Data items:
____

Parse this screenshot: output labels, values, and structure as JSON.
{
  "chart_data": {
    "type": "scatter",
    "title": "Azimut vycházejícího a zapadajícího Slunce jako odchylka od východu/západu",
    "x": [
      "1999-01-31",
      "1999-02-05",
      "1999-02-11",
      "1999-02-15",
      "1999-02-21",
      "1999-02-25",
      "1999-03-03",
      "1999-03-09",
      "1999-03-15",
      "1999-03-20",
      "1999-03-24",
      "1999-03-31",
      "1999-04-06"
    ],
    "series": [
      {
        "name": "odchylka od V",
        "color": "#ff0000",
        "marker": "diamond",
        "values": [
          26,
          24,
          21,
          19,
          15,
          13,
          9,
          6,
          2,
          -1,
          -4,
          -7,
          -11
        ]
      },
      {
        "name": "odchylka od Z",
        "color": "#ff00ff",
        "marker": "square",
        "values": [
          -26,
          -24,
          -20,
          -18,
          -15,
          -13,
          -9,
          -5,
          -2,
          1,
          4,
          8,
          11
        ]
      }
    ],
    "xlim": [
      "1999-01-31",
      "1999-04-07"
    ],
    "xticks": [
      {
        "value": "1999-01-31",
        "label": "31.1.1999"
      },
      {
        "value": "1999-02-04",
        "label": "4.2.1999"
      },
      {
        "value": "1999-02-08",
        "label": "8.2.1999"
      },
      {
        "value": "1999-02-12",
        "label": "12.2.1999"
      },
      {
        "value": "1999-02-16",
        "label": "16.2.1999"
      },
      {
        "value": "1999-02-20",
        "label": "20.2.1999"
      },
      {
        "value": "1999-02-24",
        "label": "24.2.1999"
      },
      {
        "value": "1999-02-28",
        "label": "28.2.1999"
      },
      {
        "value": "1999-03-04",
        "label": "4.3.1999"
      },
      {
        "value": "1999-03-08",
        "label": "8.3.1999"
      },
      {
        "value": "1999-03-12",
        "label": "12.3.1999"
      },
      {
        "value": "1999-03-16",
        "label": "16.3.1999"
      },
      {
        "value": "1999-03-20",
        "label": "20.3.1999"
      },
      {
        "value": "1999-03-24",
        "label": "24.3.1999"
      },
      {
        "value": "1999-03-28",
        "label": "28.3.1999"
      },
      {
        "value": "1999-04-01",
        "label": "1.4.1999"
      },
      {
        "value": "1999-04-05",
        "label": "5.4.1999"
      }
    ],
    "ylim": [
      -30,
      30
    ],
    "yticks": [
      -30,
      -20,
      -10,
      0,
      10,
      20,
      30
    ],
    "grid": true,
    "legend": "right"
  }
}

____

» WHAT IS REQUIRED: Without omitting anything, output the entries exactly.

» FINAL ANSWER:
Parse this screenshot: output labels, values, and structure as JSON.
{
  "chart_data": {
    "type": "scatter",
    "title": "Azimut vycházejícího a zapadajícího Slunce jako odchylka od východu/západu",
    "x": [
      "1999-01-31",
      "1999-02-05",
      "1999-02-11",
      "1999-02-15",
      "1999-02-21",
      "1999-02-25",
      "1999-03-03",
      "1999-03-09",
      "1999-03-15",
      "1999-03-20",
      "1999-03-24",
      "1999-03-31",
      "1999-04-06"
    ],
    "series": [
      {
        "name": "odchylka od V",
        "color": "#ff0000",
        "marker": "diamond",
        "values": [
          26,
          24,
          21,
          19,
          15,
          13,
          9,
          6,
          2,
          -1,
          -4,
          -7,
          -11
        ]
      },
      {
        "name": "odchylka od Z",
        "color": "#ff00ff",
        "marker": "square",
        "values": [
          -26,
          -24,
          -20,
          -18,
          -15,
          -13,
          -9,
          -5,
          -2,
          1,
          4,
          8,
          11
        ]
      }
    ],
    "xlim": [
      "1999-01-31",
      "1999-04-07"
    ],
    "xticks": [
      {
        "value": "1999-01-31",
        "label": "31.1.1999"
      },
      {
        "value": "1999-02-04",
        "label": "4.2.1999"
      },
      {
        "value": "1999-02-08",
        "label": "8.2.1999"
      },
      {
        "value": "1999-02-12",
        "label": "12.2.1999"
      },
      {
        "value": "1999-02-16",
        "label": "16.2.1999"
      },
      {
        "value": "1999-02-20",
        "label": "20.2.1999"
      },
      {
        "value": "1999-02-24",
        "label": "24.2.1999"
      },
      {
        "value": "1999-02-28",
        "label": "28.2.1999"
      },
      {
        "value": "1999-03-04",
        "label": "4.3.1999"
      },
      {
        "value": "1999-03-08",
        "label": "8.3.1999"
      },
      {
        "value": "1999-03-12",
        "label": "12.3.1999"
      },
      {
        "value": "1999-03-16",
        "label": "16.3.1999"
      },
      {
        "value": "1999-03-20",
        "label": "20.3.1999"
      },
      {
        "value": "1999-03-24",
        "label": "24.3.1999"
      },
      {
        "value": "1999-03-28",
        "label": "28.3.1999"
      },
      {
        "value": "1999-04-01",
        "label": "1.4.1999"
      },
      {
        "value": "1999-04-05",
        "label": "5.4.1999"
      }
    ],
    "ylim": [
      -30,
      30
    ],
    "yticks": [
      -30,
      -20,
      -10,
      0,
      10,
      20,
      30
    ],
    "grid": true,
    "legend": "right"
  }
}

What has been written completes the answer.